Direction:
Pictures appear in the records below; write out everything else exactly.

(Stored records)
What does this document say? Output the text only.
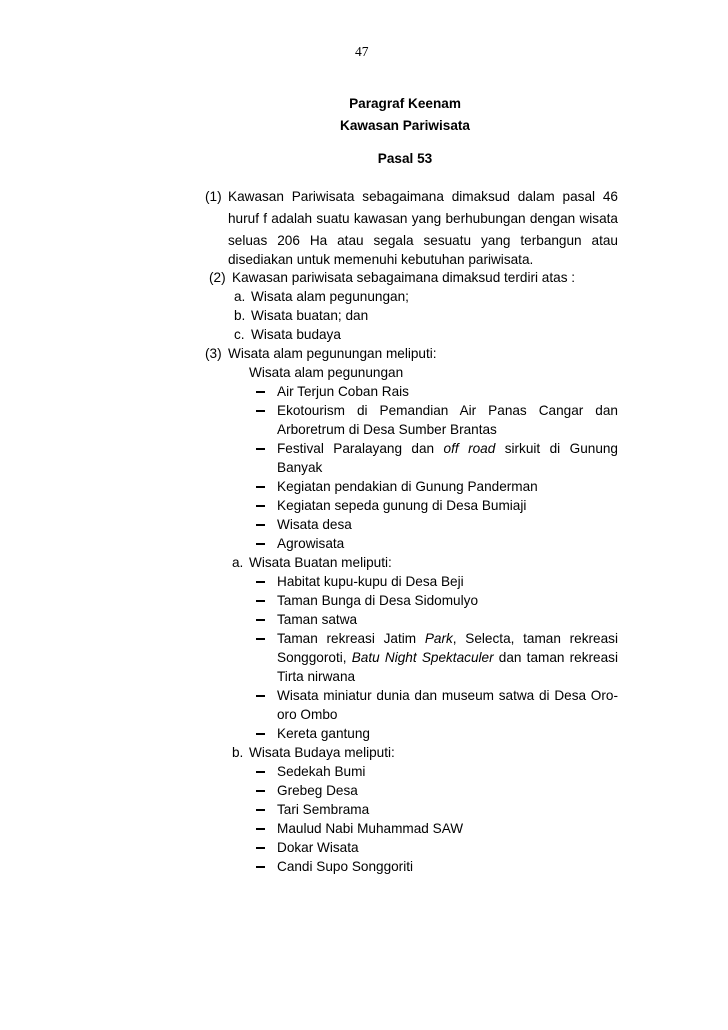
47
Paragraf Keenam
Kawasan Pariwisata
Pasal 53
(1) Kawasan Pariwisata sebagaimana dimaksud dalam pasal 46
huruf f adalah suatu kawasan yang berhubungan dengan wisata
seluas 206 Ha atau segala sesuatu yang terbangun atau
disediakan untuk memenuhi kebutuhan pariwisata.
(2) Kawasan pariwisata sebagaimana dimaksud terdiri atas :
a. Wisata alam pegunungan;
b. Wisata buatan; dan
c. Wisata budaya
(3) Wisata alam pegunungan meliputi:
Wisata alam pegunungan
Air Terjun Coban Rais
Ekotourism di Pemandian Air Panas Cangar dan
Arboretrum di Desa Sumber Brantas
Festival Paralayang dan off road sirkuit di Gunung
Banyak
Kegiatan pendakian di Gunung Panderman
Kegiatan sepeda gunung di Desa Bumiaji
Wisata desa
Agrowisata
a. Wisata Buatan meliputi:
Habitat kupu-kupu di Desa Beji
Taman Bunga di Desa Sidomulyo
Taman satwa
Taman rekreasi Jatim Park, Selecta, taman rekreasi
Songgoroti, Batu Night Spektaculer dan taman rekreasi
Tirta nirwana
Wisata miniatur dunia dan museum satwa di Desa Oro-
oro Ombo
Kereta gantung
b. Wisata Budaya meliputi:
Sedekah Bumi
Grebeg Desa
Tari Sembrama
Maulud Nabi Muhammad SAW
Dokar Wisata
Candi Supo Songgoriti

Written answer:
What does this document say? Output the text only.
47
Paragraf Keenam
Kawasan Pariwisata
Pasal 53
(1) Kawasan Pariwisata sebagaimana dimaksud dalam pasal 46
huruf f adalah suatu kawasan yang berhubungan dengan wisata
seluas 206 Ha atau segala sesuatu yang terbangun atau
disediakan untuk memenuhi kebutuhan pariwisata.
(2) Kawasan pariwisata sebagaimana dimaksud terdiri atas :
a. Wisata alam pegunungan;
b. Wisata buatan; dan
c. Wisata budaya
(3) Wisata alam pegunungan meliputi:
Wisata alam pegunungan
Air Terjun Coban Rais
Ekotourism di Pemandian Air Panas Cangar dan
Arboretrum di Desa Sumber Brantas
Festival Paralayang dan off road sirkuit di Gunung
Banyak
Kegiatan pendakian di Gunung Panderman
Kegiatan sepeda gunung di Desa Bumiaji
Wisata desa
Agrowisata
a. Wisata Buatan meliputi:
Habitat kupu-kupu di Desa Beji
Taman Bunga di Desa Sidomulyo
Taman satwa
Taman rekreasi Jatim Park, Selecta, taman rekreasi
Songgoroti, Batu Night Spektaculer dan taman rekreasi
Tirta nirwana
Wisata miniatur dunia dan museum satwa di Desa Oro-
oro Ombo
Kereta gantung
b. Wisata Budaya meliputi:
Sedekah Bumi
Grebeg Desa
Tari Sembrama
Maulud Nabi Muhammad SAW
Dokar Wisata
Candi Supo Songgoriti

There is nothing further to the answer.